TEKS YANG DIBERIKAN:
<<<<
SOLOPOS.COM - PERAKITAN -- Sejumlah siswa SMK sedang melakukan perakitan mesin mobil Esemka di Solo Techno Park. Terkait pengembangan industri nasional dan sekolah kejuruan, sinergi antara kedua institusi ini dituntut semakin baik. (JIBI/SOLOPOS/dok)

SOLO — Kalangan industri menilai keberadaan teaching factory belum optimal membantu industri. Dibutuhkan sinkronisasi antara industri dan teaching factory yang didominasi kalangan SMK.

PERAKITAN -- Sejumlah siswa SMK sedang melakukan perakitan mesin mobil Esemka di Solo Techno Park. Terkait pengembangan industri nasional dan sekolah kejuruan, sinergi antara kedua institusi ini dituntut semakin baik. (JIBI/SOLOPOS/dok)

Promosi Kredit BRI Tembus Rp1.308,65 Triliun, Mayoritas untuk UMKM

Beberapa siswa magang bahkan terkesan hanya mencari nilai untuk memenuhi tugas sekolah, ketimbang membantu industri menyempurnakan teknologi seperti yang diharapkan. Hal itu mengemuka saat diskusi antara kalangan industri, pengelola teaching factory termasuk dari SMK, anggota dan pengurus Kamar Dagang dan Industri (Kadin) Solo. Diskusi yang merupakan tindak lanjut kerja sama Pemerintah Jerman dan Indonesia untuk pengembangan sistem pendidikan kejuruan dan teknik yang digawangi Kadin Indonesia Jerman (Ekonid) dan GIZ itu dihelat di Sekretariat Kadin Solo, Rabu (8/2/2012) siang.
>>>>
Catatan kotak elemen
<<<<
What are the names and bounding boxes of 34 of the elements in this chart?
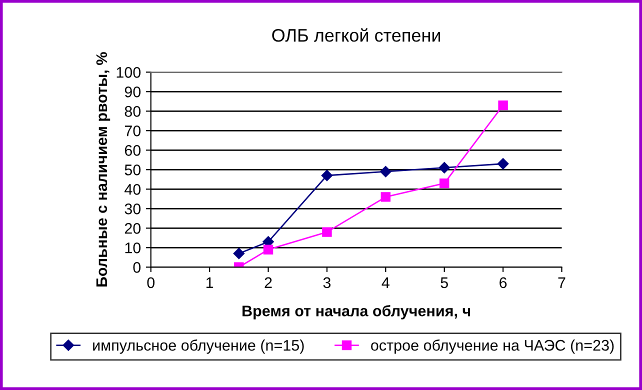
point: [322, 227, 332, 237]
y-axis-title: Больные с наличием рвоты, %: [96, 52, 110, 287]
y-tick-label: 90: [124, 86, 141, 98]
x-tick-label: 4: [382, 277, 390, 288]
point: [380, 166, 392, 178]
x-tick-label: 7: [558, 277, 566, 288]
x-tick-label: 2: [264, 277, 272, 288]
y-tick-label: 100: [116, 67, 141, 78]
x-tick-label: 0: [147, 277, 155, 288]
x-tick-label: 3: [323, 277, 331, 288]
y-tick-label: 10: [125, 242, 141, 254]
legend-label: импульсное облучение (n=15): [93, 339, 304, 354]
point: [439, 178, 450, 188]
y-tick-label: 60: [124, 145, 141, 156]
x-tick-label: 5: [440, 277, 448, 288]
x-tick-label: 6: [500, 277, 507, 288]
x-axis-title: Время от начала облучения, ч: [242, 305, 470, 320]
x-tick-label: 1: [206, 277, 214, 288]
y-tick-label: 50: [124, 164, 141, 176]
chart-title: ОЛБ легкой степени: [272, 28, 440, 42]
y-tick-label: 80: [124, 106, 141, 117]
y-tick-label: 40: [124, 184, 141, 195]
point: [380, 192, 391, 202]
y-tick-label: 30: [124, 204, 141, 214]
legend-label: острое облучение на ЧАЭС (n=23): [371, 339, 614, 354]
y-tick-label: 0: [133, 262, 141, 273]
point: [438, 162, 450, 174]
y-tick-label: 70: [124, 126, 141, 136]
point: [497, 158, 509, 170]
point: [498, 100, 508, 110]
point: [263, 244, 274, 254]
point: [321, 170, 333, 182]
y-tick-label: 20: [124, 223, 141, 234]
point: [233, 248, 245, 260]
>>>>
LANGKAH KERJA:
a) Terjemahkan kalimat "Dibutuhkan sinkronisasi antara industri dan teaching factory yang didominasi kalangan SMK." dari artikel tentang teaching factory ke dalam bahasa Inggris.
b) Tolong tulis ulang catatan mulai dari baris yang memuat "point: [322, 227, 332, 237]" sampai baris yang memuat "x-tick-label: 3: [323, 277, 331, 288]", dengan mengganti "point" menjadi "titik" tanpa mengubah bagian lain.
Teks dan catatan ini tidak saling berkaitan.

KUNCI JAWABAN:
a) Synchronization is needed between industry and the teaching factories, which are dominated by SMKs.

b)
titik: [322, 227, 332, 237]
y-axis-title: Больные с наличием рвоты, %: [96, 52, 110, 287]
y-tick-label: 90: [124, 86, 141, 98]
x-tick-label: 4: [382, 277, 390, 288]
titik: [380, 166, 392, 178]
x-tick-label: 7: [558, 277, 566, 288]
x-tick-label: 2: [264, 277, 272, 288]
y-tick-label: 100: [116, 67, 141, 78]
x-tick-label: 0: [147, 277, 155, 288]
x-tick-label: 3: [323, 277, 331, 288]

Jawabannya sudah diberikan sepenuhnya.